Saved entries:
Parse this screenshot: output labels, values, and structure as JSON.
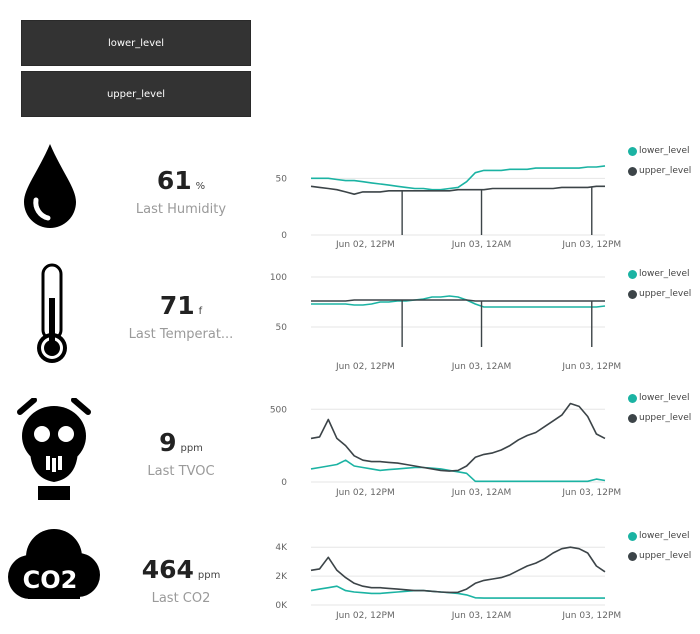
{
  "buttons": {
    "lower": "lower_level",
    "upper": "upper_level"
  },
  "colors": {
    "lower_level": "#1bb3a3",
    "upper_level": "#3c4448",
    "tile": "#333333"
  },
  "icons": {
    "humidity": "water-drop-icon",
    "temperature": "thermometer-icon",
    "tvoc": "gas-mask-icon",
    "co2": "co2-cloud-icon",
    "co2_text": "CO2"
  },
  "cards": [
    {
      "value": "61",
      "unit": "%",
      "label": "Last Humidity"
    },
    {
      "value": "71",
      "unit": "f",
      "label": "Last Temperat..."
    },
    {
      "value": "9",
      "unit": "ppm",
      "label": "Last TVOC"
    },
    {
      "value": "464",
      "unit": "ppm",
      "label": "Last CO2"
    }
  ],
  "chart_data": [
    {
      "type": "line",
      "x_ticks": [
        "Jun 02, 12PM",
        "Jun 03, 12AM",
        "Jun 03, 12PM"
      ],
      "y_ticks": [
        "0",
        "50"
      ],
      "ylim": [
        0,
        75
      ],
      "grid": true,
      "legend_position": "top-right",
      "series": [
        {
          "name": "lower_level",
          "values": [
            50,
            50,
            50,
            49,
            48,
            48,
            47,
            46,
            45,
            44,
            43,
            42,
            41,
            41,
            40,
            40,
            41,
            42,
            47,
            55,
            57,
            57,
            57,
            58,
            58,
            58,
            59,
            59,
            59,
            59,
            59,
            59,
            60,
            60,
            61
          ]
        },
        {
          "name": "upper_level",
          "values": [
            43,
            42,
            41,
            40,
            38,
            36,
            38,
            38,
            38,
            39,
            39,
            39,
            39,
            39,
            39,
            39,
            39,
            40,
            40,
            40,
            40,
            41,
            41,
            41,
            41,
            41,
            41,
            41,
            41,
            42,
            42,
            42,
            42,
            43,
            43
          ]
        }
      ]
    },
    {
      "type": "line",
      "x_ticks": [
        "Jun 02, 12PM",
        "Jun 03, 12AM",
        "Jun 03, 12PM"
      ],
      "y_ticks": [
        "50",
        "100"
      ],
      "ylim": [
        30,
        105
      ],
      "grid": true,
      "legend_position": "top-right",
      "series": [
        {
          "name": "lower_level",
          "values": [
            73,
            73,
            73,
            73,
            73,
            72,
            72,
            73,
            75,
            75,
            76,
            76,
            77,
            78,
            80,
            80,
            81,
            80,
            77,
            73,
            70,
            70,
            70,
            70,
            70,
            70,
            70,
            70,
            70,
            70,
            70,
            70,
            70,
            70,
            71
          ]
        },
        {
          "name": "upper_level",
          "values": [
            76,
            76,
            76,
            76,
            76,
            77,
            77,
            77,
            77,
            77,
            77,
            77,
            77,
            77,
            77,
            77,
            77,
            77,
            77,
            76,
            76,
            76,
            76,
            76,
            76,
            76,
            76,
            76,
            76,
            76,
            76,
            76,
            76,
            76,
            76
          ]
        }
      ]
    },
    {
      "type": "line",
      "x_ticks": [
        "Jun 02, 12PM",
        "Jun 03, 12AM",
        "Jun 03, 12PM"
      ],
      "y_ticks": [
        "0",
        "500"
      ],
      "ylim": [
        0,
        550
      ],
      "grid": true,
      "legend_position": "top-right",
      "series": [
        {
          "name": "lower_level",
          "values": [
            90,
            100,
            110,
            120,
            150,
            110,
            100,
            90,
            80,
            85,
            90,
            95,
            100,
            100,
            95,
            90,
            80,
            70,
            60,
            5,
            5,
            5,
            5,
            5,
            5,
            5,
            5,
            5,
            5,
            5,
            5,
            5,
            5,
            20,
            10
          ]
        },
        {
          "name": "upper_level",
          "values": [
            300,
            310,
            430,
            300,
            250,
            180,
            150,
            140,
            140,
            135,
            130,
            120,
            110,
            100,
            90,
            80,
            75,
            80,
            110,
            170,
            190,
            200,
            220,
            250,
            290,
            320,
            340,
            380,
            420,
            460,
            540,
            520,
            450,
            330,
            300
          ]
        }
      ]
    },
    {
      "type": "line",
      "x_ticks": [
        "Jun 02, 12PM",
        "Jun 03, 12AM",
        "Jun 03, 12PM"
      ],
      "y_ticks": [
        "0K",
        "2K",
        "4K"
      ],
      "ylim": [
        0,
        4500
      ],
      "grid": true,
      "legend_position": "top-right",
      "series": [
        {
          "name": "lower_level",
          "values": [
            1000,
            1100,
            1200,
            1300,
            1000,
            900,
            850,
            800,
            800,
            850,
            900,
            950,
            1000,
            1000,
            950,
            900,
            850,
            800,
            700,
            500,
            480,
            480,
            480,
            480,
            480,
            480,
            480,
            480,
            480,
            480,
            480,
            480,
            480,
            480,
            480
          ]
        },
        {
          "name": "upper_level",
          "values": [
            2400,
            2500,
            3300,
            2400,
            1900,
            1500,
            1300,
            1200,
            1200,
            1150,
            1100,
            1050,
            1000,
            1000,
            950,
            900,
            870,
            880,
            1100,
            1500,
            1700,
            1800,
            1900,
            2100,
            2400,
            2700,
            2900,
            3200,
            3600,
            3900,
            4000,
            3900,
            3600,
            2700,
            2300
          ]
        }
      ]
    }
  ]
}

THE EXERCISE
Return the listing above unchanged, apart from dropping its pictures.

COMPLETE RESPONSE
Parse this screenshot: output labels, values, and structure as JSON.
{
  "buttons": {
    "lower": "lower_level",
    "upper": "upper_level"
  },
  "colors": {
    "lower_level": "#1bb3a3",
    "upper_level": "#3c4448",
    "tile": "#333333"
  },
  "icons": {
    "humidity": "water-drop-icon",
    "temperature": "thermometer-icon",
    "tvoc": "gas-mask-icon",
    "co2": "co2-cloud-icon",
    "co2_text": "CO2"
  },
  "cards": [
    {
      "value": "61",
      "unit": "%",
      "label": "Last Humidity"
    },
    {
      "value": "71",
      "unit": "f",
      "label": "Last Temperat..."
    },
    {
      "value": "9",
      "unit": "ppm",
      "label": "Last TVOC"
    },
    {
      "value": "464",
      "unit": "ppm",
      "label": "Last CO2"
    }
  ],
  "chart_data": [
    {
      "type": "line",
      "x_ticks": [
        "Jun 02, 12PM",
        "Jun 03, 12AM",
        "Jun 03, 12PM"
      ],
      "y_ticks": [
        "0",
        "50"
      ],
      "ylim": [
        0,
        75
      ],
      "grid": true,
      "legend_position": "top-right",
      "series": [
        {
          "name": "lower_level",
          "values": [
            50,
            50,
            50,
            49,
            48,
            48,
            47,
            46,
            45,
            44,
            43,
            42,
            41,
            41,
            40,
            40,
            41,
            42,
            47,
            55,
            57,
            57,
            57,
            58,
            58,
            58,
            59,
            59,
            59,
            59,
            59,
            59,
            60,
            60,
            61
          ]
        },
        {
          "name": "upper_level",
          "values": [
            43,
            42,
            41,
            40,
            38,
            36,
            38,
            38,
            38,
            39,
            39,
            39,
            39,
            39,
            39,
            39,
            39,
            40,
            40,
            40,
            40,
            41,
            41,
            41,
            41,
            41,
            41,
            41,
            41,
            42,
            42,
            42,
            42,
            43,
            43
          ]
        }
      ]
    },
    {
      "type": "line",
      "x_ticks": [
        "Jun 02, 12PM",
        "Jun 03, 12AM",
        "Jun 03, 12PM"
      ],
      "y_ticks": [
        "50",
        "100"
      ],
      "ylim": [
        30,
        105
      ],
      "grid": true,
      "legend_position": "top-right",
      "series": [
        {
          "name": "lower_level",
          "values": [
            73,
            73,
            73,
            73,
            73,
            72,
            72,
            73,
            75,
            75,
            76,
            76,
            77,
            78,
            80,
            80,
            81,
            80,
            77,
            73,
            70,
            70,
            70,
            70,
            70,
            70,
            70,
            70,
            70,
            70,
            70,
            70,
            70,
            70,
            71
          ]
        },
        {
          "name": "upper_level",
          "values": [
            76,
            76,
            76,
            76,
            76,
            77,
            77,
            77,
            77,
            77,
            77,
            77,
            77,
            77,
            77,
            77,
            77,
            77,
            77,
            76,
            76,
            76,
            76,
            76,
            76,
            76,
            76,
            76,
            76,
            76,
            76,
            76,
            76,
            76,
            76
          ]
        }
      ]
    },
    {
      "type": "line",
      "x_ticks": [
        "Jun 02, 12PM",
        "Jun 03, 12AM",
        "Jun 03, 12PM"
      ],
      "y_ticks": [
        "0",
        "500"
      ],
      "ylim": [
        0,
        550
      ],
      "grid": true,
      "legend_position": "top-right",
      "series": [
        {
          "name": "lower_level",
          "values": [
            90,
            100,
            110,
            120,
            150,
            110,
            100,
            90,
            80,
            85,
            90,
            95,
            100,
            100,
            95,
            90,
            80,
            70,
            60,
            5,
            5,
            5,
            5,
            5,
            5,
            5,
            5,
            5,
            5,
            5,
            5,
            5,
            5,
            20,
            10
          ]
        },
        {
          "name": "upper_level",
          "values": [
            300,
            310,
            430,
            300,
            250,
            180,
            150,
            140,
            140,
            135,
            130,
            120,
            110,
            100,
            90,
            80,
            75,
            80,
            110,
            170,
            190,
            200,
            220,
            250,
            290,
            320,
            340,
            380,
            420,
            460,
            540,
            520,
            450,
            330,
            300
          ]
        }
      ]
    },
    {
      "type": "line",
      "x_ticks": [
        "Jun 02, 12PM",
        "Jun 03, 12AM",
        "Jun 03, 12PM"
      ],
      "y_ticks": [
        "0K",
        "2K",
        "4K"
      ],
      "ylim": [
        0,
        4500
      ],
      "grid": true,
      "legend_position": "top-right",
      "series": [
        {
          "name": "lower_level",
          "values": [
            1000,
            1100,
            1200,
            1300,
            1000,
            900,
            850,
            800,
            800,
            850,
            900,
            950,
            1000,
            1000,
            950,
            900,
            850,
            800,
            700,
            500,
            480,
            480,
            480,
            480,
            480,
            480,
            480,
            480,
            480,
            480,
            480,
            480,
            480,
            480,
            480
          ]
        },
        {
          "name": "upper_level",
          "values": [
            2400,
            2500,
            3300,
            2400,
            1900,
            1500,
            1300,
            1200,
            1200,
            1150,
            1100,
            1050,
            1000,
            1000,
            950,
            900,
            870,
            880,
            1100,
            1500,
            1700,
            1800,
            1900,
            2100,
            2400,
            2700,
            2900,
            3200,
            3600,
            3900,
            4000,
            3900,
            3600,
            2700,
            2300
          ]
        }
      ]
    }
  ]
}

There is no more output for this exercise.